Every line below should be repeated exactly.
======== EXCERPTED RECORDS
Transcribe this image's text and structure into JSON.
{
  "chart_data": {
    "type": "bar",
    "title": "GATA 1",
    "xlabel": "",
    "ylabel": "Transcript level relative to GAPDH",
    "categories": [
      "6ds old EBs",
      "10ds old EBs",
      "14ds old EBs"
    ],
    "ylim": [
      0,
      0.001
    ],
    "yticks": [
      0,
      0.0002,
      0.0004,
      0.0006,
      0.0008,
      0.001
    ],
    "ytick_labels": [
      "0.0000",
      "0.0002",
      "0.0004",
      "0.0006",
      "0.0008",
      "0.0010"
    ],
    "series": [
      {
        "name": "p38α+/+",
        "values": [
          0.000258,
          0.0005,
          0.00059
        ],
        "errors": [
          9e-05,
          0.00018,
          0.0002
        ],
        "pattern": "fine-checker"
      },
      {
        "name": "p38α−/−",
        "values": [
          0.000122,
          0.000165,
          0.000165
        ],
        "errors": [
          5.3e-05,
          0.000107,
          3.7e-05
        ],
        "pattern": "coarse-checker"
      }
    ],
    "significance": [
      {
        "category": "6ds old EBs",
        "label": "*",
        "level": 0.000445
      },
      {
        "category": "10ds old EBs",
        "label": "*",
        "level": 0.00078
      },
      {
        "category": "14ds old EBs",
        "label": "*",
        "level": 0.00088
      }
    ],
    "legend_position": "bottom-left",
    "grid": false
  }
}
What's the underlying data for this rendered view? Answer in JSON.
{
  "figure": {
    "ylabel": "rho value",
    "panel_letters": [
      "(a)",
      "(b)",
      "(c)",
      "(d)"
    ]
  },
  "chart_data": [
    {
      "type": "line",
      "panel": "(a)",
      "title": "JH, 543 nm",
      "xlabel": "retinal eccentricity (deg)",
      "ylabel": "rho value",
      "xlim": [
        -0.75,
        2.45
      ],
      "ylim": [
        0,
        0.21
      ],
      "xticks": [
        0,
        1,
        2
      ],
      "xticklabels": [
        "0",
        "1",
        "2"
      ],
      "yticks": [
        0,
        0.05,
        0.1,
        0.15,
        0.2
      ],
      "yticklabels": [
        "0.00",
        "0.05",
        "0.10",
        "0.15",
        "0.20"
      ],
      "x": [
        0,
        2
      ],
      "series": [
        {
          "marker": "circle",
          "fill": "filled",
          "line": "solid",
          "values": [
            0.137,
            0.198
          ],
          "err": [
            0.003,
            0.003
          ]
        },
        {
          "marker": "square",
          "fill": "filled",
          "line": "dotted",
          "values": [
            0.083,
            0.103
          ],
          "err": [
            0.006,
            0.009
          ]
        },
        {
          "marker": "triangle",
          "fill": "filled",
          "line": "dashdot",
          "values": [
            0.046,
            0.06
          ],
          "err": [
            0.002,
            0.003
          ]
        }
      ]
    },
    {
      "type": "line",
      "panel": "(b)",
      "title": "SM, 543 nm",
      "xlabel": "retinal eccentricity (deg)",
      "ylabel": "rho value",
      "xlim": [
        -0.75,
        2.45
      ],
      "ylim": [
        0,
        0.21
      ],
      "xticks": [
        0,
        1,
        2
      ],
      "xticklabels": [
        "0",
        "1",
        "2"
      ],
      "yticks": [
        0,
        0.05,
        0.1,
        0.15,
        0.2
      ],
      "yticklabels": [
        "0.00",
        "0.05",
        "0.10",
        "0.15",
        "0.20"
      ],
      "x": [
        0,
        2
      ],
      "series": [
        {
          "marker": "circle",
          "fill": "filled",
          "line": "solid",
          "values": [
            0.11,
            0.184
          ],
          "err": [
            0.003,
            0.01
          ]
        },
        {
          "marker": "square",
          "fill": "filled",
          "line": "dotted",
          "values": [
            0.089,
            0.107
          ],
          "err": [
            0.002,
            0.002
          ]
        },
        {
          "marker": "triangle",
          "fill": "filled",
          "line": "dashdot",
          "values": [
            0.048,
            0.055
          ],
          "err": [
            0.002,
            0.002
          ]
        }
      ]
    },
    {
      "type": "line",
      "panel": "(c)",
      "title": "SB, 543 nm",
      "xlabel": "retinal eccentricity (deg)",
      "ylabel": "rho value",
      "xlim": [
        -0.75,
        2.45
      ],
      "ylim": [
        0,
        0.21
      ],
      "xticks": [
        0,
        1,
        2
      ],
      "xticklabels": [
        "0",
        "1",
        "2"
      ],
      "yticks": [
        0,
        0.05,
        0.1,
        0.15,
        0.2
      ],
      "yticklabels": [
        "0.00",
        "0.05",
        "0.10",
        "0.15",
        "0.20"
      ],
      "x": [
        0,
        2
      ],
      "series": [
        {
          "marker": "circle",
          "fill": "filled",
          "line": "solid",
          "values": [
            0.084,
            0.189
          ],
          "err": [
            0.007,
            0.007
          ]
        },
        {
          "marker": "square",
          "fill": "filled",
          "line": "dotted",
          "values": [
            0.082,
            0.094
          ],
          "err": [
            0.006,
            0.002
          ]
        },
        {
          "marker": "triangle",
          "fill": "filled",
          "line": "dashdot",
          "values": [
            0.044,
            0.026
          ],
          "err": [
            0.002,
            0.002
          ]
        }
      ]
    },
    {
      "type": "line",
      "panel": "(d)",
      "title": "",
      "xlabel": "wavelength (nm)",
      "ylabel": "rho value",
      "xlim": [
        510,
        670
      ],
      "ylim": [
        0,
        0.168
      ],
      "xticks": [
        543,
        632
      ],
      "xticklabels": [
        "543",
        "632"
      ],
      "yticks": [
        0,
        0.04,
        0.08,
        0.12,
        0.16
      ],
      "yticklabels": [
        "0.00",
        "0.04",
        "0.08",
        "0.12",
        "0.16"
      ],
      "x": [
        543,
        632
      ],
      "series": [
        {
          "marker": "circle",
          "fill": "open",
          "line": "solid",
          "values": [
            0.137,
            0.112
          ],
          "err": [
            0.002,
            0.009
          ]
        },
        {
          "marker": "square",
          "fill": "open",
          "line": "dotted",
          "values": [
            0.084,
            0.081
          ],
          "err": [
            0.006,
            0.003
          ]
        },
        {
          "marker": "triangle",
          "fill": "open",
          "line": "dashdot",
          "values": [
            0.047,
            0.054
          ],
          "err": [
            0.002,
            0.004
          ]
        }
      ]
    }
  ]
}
================
## [EXERCISE OUTPUT]
Transcribe this image's text and structure into JSON.
{
  "chart_data": {
    "type": "bar",
    "title": "GATA 1",
    "xlabel": "",
    "ylabel": "Transcript level relative to GAPDH",
    "categories": [
      "6ds old EBs",
      "10ds old EBs",
      "14ds old EBs"
    ],
    "ylim": [
      0,
      0.001
    ],
    "yticks": [
      0,
      0.0002,
      0.0004,
      0.0006,
      0.0008,
      0.001
    ],
    "ytick_labels": [
      "0.0000",
      "0.0002",
      "0.0004",
      "0.0006",
      "0.0008",
      "0.0010"
    ],
    "series": [
      {
        "name": "p38α+/+",
        "values": [
          0.000258,
          0.0005,
          0.00059
        ],
        "errors": [
          9e-05,
          0.00018,
          0.0002
        ],
        "pattern": "fine-checker"
      },
      {
        "name": "p38α−/−",
        "values": [
          0.000122,
          0.000165,
          0.000165
        ],
        "errors": [
          5.3e-05,
          0.000107,
          3.7e-05
        ],
        "pattern": "coarse-checker"
      }
    ],
    "significance": [
      {
        "category": "6ds old EBs",
        "label": "*",
        "level": 0.000445
      },
      {
        "category": "10ds old EBs",
        "label": "*",
        "level": 0.00078
      },
      {
        "category": "14ds old EBs",
        "label": "*",
        "level": 0.00088
      }
    ],
    "legend_position": "bottom-left",
    "grid": false
  }
}
What's the underlying data for this rendered view? Answer in JSON.
{
  "figure": {
    "ylabel": "rho value",
    "panel_letters": [
      "(a)",
      "(b)",
      "(c)",
      "(d)"
    ]
  },
  "chart_data": [
    {
      "type": "line",
      "panel": "(a)",
      "title": "JH, 543 nm",
      "xlabel": "retinal eccentricity (deg)",
      "ylabel": "rho value",
      "xlim": [
        -0.75,
        2.45
      ],
      "ylim": [
        0,
        0.21
      ],
      "xticks": [
        0,
        1,
        2
      ],
      "xticklabels": [
        "0",
        "1",
        "2"
      ],
      "yticks": [
        0,
        0.05,
        0.1,
        0.15,
        0.2
      ],
      "yticklabels": [
        "0.00",
        "0.05",
        "0.10",
        "0.15",
        "0.20"
      ],
      "x": [
        0,
        2
      ],
      "series": [
        {
          "marker": "circle",
          "fill": "filled",
          "line": "solid",
          "values": [
            0.137,
            0.198
          ],
          "err": [
            0.003,
            0.003
          ]
        },
        {
          "marker": "square",
          "fill": "filled",
          "line": "dotted",
          "values": [
            0.083,
            0.103
          ],
          "err": [
            0.006,
            0.009
          ]
        },
        {
          "marker": "triangle",
          "fill": "filled",
          "line": "dashdot",
          "values": [
            0.046,
            0.06
          ],
          "err": [
            0.002,
            0.003
          ]
        }
      ]
    },
    {
      "type": "line",
      "panel": "(b)",
      "title": "SM, 543 nm",
      "xlabel": "retinal eccentricity (deg)",
      "ylabel": "rho value",
      "xlim": [
        -0.75,
        2.45
      ],
      "ylim": [
        0,
        0.21
      ],
      "xticks": [
        0,
        1,
        2
      ],
      "xticklabels": [
        "0",
        "1",
        "2"
      ],
      "yticks": [
        0,
        0.05,
        0.1,
        0.15,
        0.2
      ],
      "yticklabels": [
        "0.00",
        "0.05",
        "0.10",
        "0.15",
        "0.20"
      ],
      "x": [
        0,
        2
      ],
      "series": [
        {
          "marker": "circle",
          "fill": "filled",
          "line": "solid",
          "values": [
            0.11,
            0.184
          ],
          "err": [
            0.003,
            0.01
          ]
        },
        {
          "marker": "square",
          "fill": "filled",
          "line": "dotted",
          "values": [
            0.089,
            0.107
          ],
          "err": [
            0.002,
            0.002
          ]
        },
        {
          "marker": "triangle",
          "fill": "filled",
          "line": "dashdot",
          "values": [
            0.048,
            0.055
          ],
          "err": [
            0.002,
            0.002
          ]
        }
      ]
    },
    {
      "type": "line",
      "panel": "(c)",
      "title": "SB, 543 nm",
      "xlabel": "retinal eccentricity (deg)",
      "ylabel": "rho value",
      "xlim": [
        -0.75,
        2.45
      ],
      "ylim": [
        0,
        0.21
      ],
      "xticks": [
        0,
        1,
        2
      ],
      "xticklabels": [
        "0",
        "1",
        "2"
      ],
      "yticks": [
        0,
        0.05,
        0.1,
        0.15,
        0.2
      ],
      "yticklabels": [
        "0.00",
        "0.05",
        "0.10",
        "0.15",
        "0.20"
      ],
      "x": [
        0,
        2
      ],
      "series": [
        {
          "marker": "circle",
          "fill": "filled",
          "line": "solid",
          "values": [
            0.084,
            0.189
          ],
          "err": [
            0.007,
            0.007
          ]
        },
        {
          "marker": "square",
          "fill": "filled",
          "line": "dotted",
          "values": [
            0.082,
            0.094
          ],
          "err": [
            0.006,
            0.002
          ]
        },
        {
          "marker": "triangle",
          "fill": "filled",
          "line": "dashdot",
          "values": [
            0.044,
            0.026
          ],
          "err": [
            0.002,
            0.002
          ]
        }
      ]
    },
    {
      "type": "line",
      "panel": "(d)",
      "title": "",
      "xlabel": "wavelength (nm)",
      "ylabel": "rho value",
      "xlim": [
        510,
        670
      ],
      "ylim": [
        0,
        0.168
      ],
      "xticks": [
        543,
        632
      ],
      "xticklabels": [
        "543",
        "632"
      ],
      "yticks": [
        0,
        0.04,
        0.08,
        0.12,
        0.16
      ],
      "yticklabels": [
        "0.00",
        "0.04",
        "0.08",
        "0.12",
        "0.16"
      ],
      "x": [
        543,
        632
      ],
      "series": [
        {
          "marker": "circle",
          "fill": "open",
          "line": "solid",
          "values": [
            0.137,
            0.112
          ],
          "err": [
            0.002,
            0.009
          ]
        },
        {
          "marker": "square",
          "fill": "open",
          "line": "dotted",
          "values": [
            0.084,
            0.081
          ],
          "err": [
            0.006,
            0.003
          ]
        },
        {
          "marker": "triangle",
          "fill": "open",
          "line": "dashdot",
          "values": [
            0.047,
            0.054
          ],
          "err": [
            0.002,
            0.004
          ]
        }
      ]
    }
  ]
}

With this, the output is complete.